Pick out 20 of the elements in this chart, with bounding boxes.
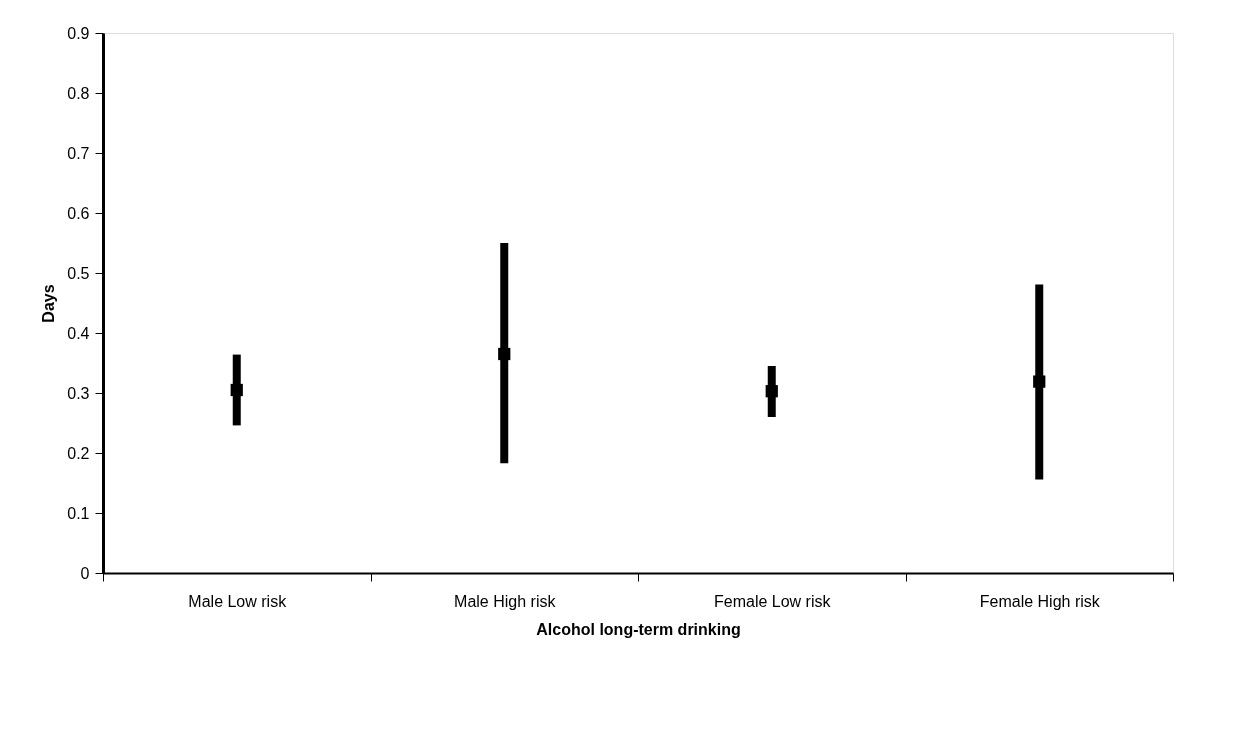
x-tick-label: Female High risk [979,592,1101,610]
y-tick-label: 0.5 [67,264,90,282]
y-tick-label: 0.1 [67,504,90,522]
y-tick-label: 0 [80,564,90,582]
x-axis-title: Alcohol long-term drinking [536,620,741,638]
y-tick-label: 0.4 [67,324,90,342]
y-tick-label: 0.7 [67,144,90,162]
y-tick-label: 0.8 [67,84,90,102]
y-tick-label: 0.6 [67,204,90,222]
point [230,383,243,397]
y-axis-title: Days [40,284,58,323]
point [765,385,778,398]
x-tick-label: Male High risk [454,592,557,610]
x-tick-label: Male Low risk [188,592,288,610]
y-tick-label: 0.2 [67,444,90,462]
point [1033,375,1046,388]
y-tick-label: 0.3 [67,384,90,402]
point [498,347,511,361]
y-tick-label: 0.9 [67,24,90,42]
x-tick-label: Female Low risk [714,592,832,610]
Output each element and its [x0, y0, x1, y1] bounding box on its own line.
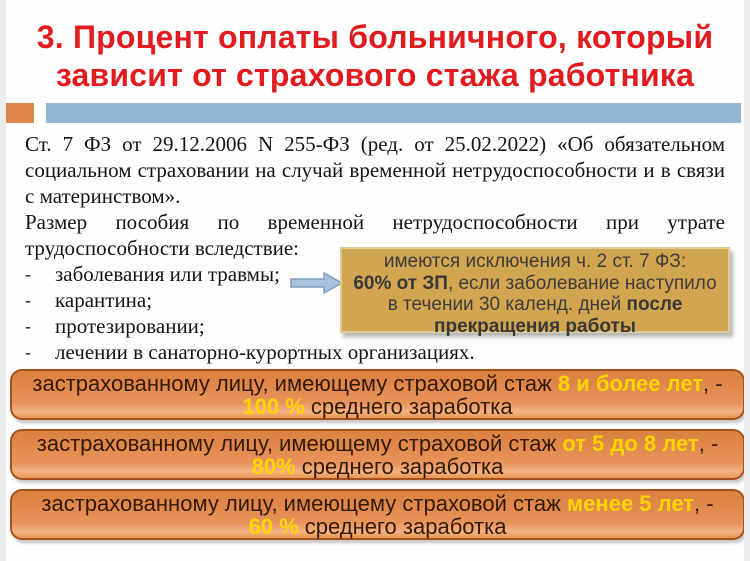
tenure-bars: застрахованному лицу, имеющему страховой… — [10, 369, 745, 540]
bar-line2: 100 % среднего заработка — [12, 395, 743, 418]
bar-line1: застрахованному лицу, имеющему страховой… — [12, 492, 743, 515]
accent-orange-square — [3, 103, 34, 123]
bar-prefix: застрахованному лицу, имеющему страховой… — [32, 371, 558, 396]
accent-blue-bar — [46, 103, 741, 123]
list-item-label: лечении в санаторно-курортных организаци… — [55, 340, 475, 364]
bar-suffix: среднего заработка — [298, 514, 507, 539]
law-reference-paragraph: Ст. 7 ФЗ от 29.12.2006 N 255-ФЗ (ред. от… — [25, 132, 725, 208]
bar-term-highlight: 8 и более лет — [557, 371, 704, 396]
bar-percent-highlight: 80% — [251, 454, 296, 479]
body-text-block: Ст. 7 ФЗ от 29.12.2006 N 255-ФЗ (ред. от… — [25, 131, 725, 365]
bar-line2: 60 % среднего заработка — [12, 515, 743, 538]
title-divider — [0, 103, 750, 123]
list-item: - лечении в санаторно-курортных организа… — [25, 339, 725, 365]
callout-line1: имеются исключения ч. 2 ст. 7 ФЗ: — [383, 251, 687, 272]
callout-body: 60% от ЗП, если заболевание наступило в … — [348, 273, 722, 338]
list-item: - протезировании; — [25, 313, 725, 339]
list-item-label: протезировании; — [55, 314, 205, 338]
benefit-intro-paragraph: Размер пособия по временной нетрудоспосо… — [25, 210, 725, 260]
right-arrow-icon — [290, 271, 344, 295]
list-item-label: заболевания или травмы; — [55, 262, 280, 286]
bar-percent-highlight: 100 % — [242, 394, 305, 419]
dash-bullet-icon: - — [25, 316, 31, 336]
list-item: - заболевания или травмы; — [25, 261, 725, 287]
bar-term-highlight: менее 5 лет — [566, 491, 695, 516]
bar-suffix: среднего заработка — [304, 394, 513, 419]
exception-callout-box: имеются исключения ч. 2 ст. 7 ФЗ: 60% от… — [340, 247, 730, 337]
callout-bold-60-percent: 60% от ЗП — [353, 272, 448, 294]
left-edge-border — [0, 0, 6, 561]
list-item: - карантина; — [25, 287, 725, 313]
slide-title-line2: зависит от страхового стажа работника — [55, 57, 695, 93]
bar-term-highlight: от 5 до 8 лет — [562, 431, 699, 456]
slide-title-line1: 3. Процент оплаты больничного, который — [36, 19, 714, 55]
callout-text: , если заболевание наступило в течении 3… — [387, 272, 717, 316]
bar-separator: , - — [694, 491, 714, 516]
dash-bullet-icon: - — [25, 290, 31, 310]
bar-prefix: застрахованному лицу, имеющему страховой… — [36, 431, 563, 456]
bar-suffix: среднего заработка — [295, 454, 504, 479]
bar-separator: , - — [703, 371, 723, 396]
dash-bullet-icon: - — [25, 264, 31, 284]
bar-line1: застрахованному лицу, имеющему страховой… — [12, 372, 743, 395]
bullet-list: - заболевания или травмы; - карантина; -… — [25, 261, 725, 365]
dash-bullet-icon: - — [25, 342, 31, 362]
callout-bold-after-termination: после прекращения работы — [433, 294, 683, 337]
bar-separator: , - — [698, 431, 719, 456]
bar-line2: 80% среднего заработка — [12, 455, 743, 478]
bar-line1: застрахованному лицу, имеющему страховой… — [12, 432, 743, 455]
bar-prefix: застрахованному лицу, имеющему страховой… — [41, 491, 567, 516]
slide-title: 3. Процент оплаты больничного, который з… — [0, 0, 750, 94]
list-item-label: карантина; — [55, 288, 153, 312]
tenure-bar-less-5-years: застрахованному лицу, имеющему страховой… — [10, 489, 745, 540]
tenure-bar-8-plus-years: застрахованному лицу, имеющему страховой… — [10, 369, 745, 420]
right-edge-border — [744, 0, 750, 561]
bar-percent-highlight: 60 % — [248, 514, 299, 539]
tenure-bar-5-to-8-years: застрахованному лицу, имеющему страховой… — [10, 429, 745, 480]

§ **Task directions**
Copy out every line of all the records above word for word, leaving out the pictures.

§ **Solution for this exercise**
Pick out 20 of the elements in this chart, with bounding boxes.
x-tick-label: Female High risk [979,592,1101,610]
y-tick-label: 0.5 [67,264,90,282]
y-tick-label: 0.1 [67,504,90,522]
y-tick-label: 0 [80,564,90,582]
x-axis-title: Alcohol long-term drinking [536,620,741,638]
y-tick-label: 0.4 [67,324,90,342]
y-tick-label: 0.7 [67,144,90,162]
y-tick-label: 0.8 [67,84,90,102]
y-tick-label: 0.6 [67,204,90,222]
point [230,383,243,397]
y-axis-title: Days [40,284,58,323]
point [765,385,778,398]
x-tick-label: Male High risk [454,592,557,610]
x-tick-label: Male Low risk [188,592,288,610]
y-tick-label: 0.2 [67,444,90,462]
point [1033,375,1046,388]
y-tick-label: 0.3 [67,384,90,402]
point [498,347,511,361]
y-tick-label: 0.9 [67,24,90,42]
x-tick-label: Female Low risk [714,592,832,610]
Output each element and its [x0, y0, x1, y1] bounding box on its own line.
tenure-bars: застрахованному лицу, имеющему страховой… — [10, 369, 745, 540]
bar-line2: 100 % среднего заработка — [12, 395, 743, 418]
bar-line1: застрахованному лицу, имеющему страховой… — [12, 492, 743, 515]
accent-orange-square — [3, 103, 34, 123]
bar-prefix: застрахованному лицу, имеющему страховой… — [32, 371, 558, 396]
accent-blue-bar — [46, 103, 741, 123]
list-item-label: лечении в санаторно-курортных организаци… — [55, 340, 475, 364]
bar-suffix: среднего заработка — [298, 514, 507, 539]
law-reference-paragraph: Ст. 7 ФЗ от 29.12.2006 N 255-ФЗ (ред. от… — [25, 132, 725, 208]
bar-term-highlight: 8 и более лет — [557, 371, 704, 396]
bar-percent-highlight: 80% — [251, 454, 296, 479]
body-text-block: Ст. 7 ФЗ от 29.12.2006 N 255-ФЗ (ред. от… — [25, 131, 725, 365]
bar-line2: 60 % среднего заработка — [12, 515, 743, 538]
title-divider — [0, 103, 750, 123]
list-item: - лечении в санаторно-курортных организа… — [25, 339, 725, 365]
callout-line1: имеются исключения ч. 2 ст. 7 ФЗ: — [383, 251, 687, 272]
callout-body: 60% от ЗП, если заболевание наступило в … — [348, 273, 722, 338]
list-item: - протезировании; — [25, 313, 725, 339]
list-item-label: протезировании; — [55, 314, 205, 338]
benefit-intro-paragraph: Размер пособия по временной нетрудоспосо… — [25, 210, 725, 260]
right-arrow-icon — [290, 271, 344, 295]
list-item-label: заболевания или травмы; — [55, 262, 280, 286]
bar-percent-highlight: 100 % — [242, 394, 305, 419]
dash-bullet-icon: - — [25, 316, 31, 336]
list-item: - заболевания или травмы; — [25, 261, 725, 287]
bar-term-highlight: менее 5 лет — [566, 491, 695, 516]
bar-suffix: среднего заработка — [304, 394, 513, 419]
exception-callout-box: имеются исключения ч. 2 ст. 7 ФЗ: 60% от… — [340, 247, 730, 337]
callout-bold-60-percent: 60% от ЗП — [353, 272, 448, 294]
left-edge-border — [0, 0, 6, 561]
list-item: - карантина; — [25, 287, 725, 313]
slide-title-line2: зависит от страхового стажа работника — [55, 57, 695, 93]
bar-term-highlight: от 5 до 8 лет — [562, 431, 699, 456]
slide-title-line1: 3. Процент оплаты больничного, который — [36, 19, 714, 55]
callout-text: , если заболевание наступило в течении 3… — [387, 272, 717, 316]
bar-separator: , - — [694, 491, 714, 516]
dash-bullet-icon: - — [25, 290, 31, 310]
bar-prefix: застрахованному лицу, имеющему страховой… — [36, 431, 563, 456]
bar-suffix: среднего заработка — [295, 454, 504, 479]
bar-separator: , - — [703, 371, 723, 396]
dash-bullet-icon: - — [25, 264, 31, 284]
bar-line1: застрахованному лицу, имеющему страховой… — [12, 372, 743, 395]
bullet-list: - заболевания или травмы; - карантина; -… — [25, 261, 725, 365]
dash-bullet-icon: - — [25, 342, 31, 362]
callout-bold-after-termination: после прекращения работы — [433, 294, 683, 337]
bar-separator: , - — [698, 431, 719, 456]
bar-line2: 80% среднего заработка — [12, 455, 743, 478]
bar-line1: застрахованному лицу, имеющему страховой… — [12, 432, 743, 455]
bar-prefix: застрахованному лицу, имеющему страховой… — [41, 491, 567, 516]
slide-title: 3. Процент оплаты больничного, который з… — [0, 0, 750, 94]
list-item-label: карантина; — [55, 288, 153, 312]
tenure-bar-less-5-years: застрахованному лицу, имеющему страховой… — [10, 489, 745, 540]
tenure-bar-8-plus-years: застрахованному лицу, имеющему страховой… — [10, 369, 745, 420]
right-edge-border — [744, 0, 750, 561]
bar-percent-highlight: 60 % — [248, 514, 299, 539]
tenure-bar-5-to-8-years: застрахованному лицу, имеющему страховой… — [10, 429, 745, 480]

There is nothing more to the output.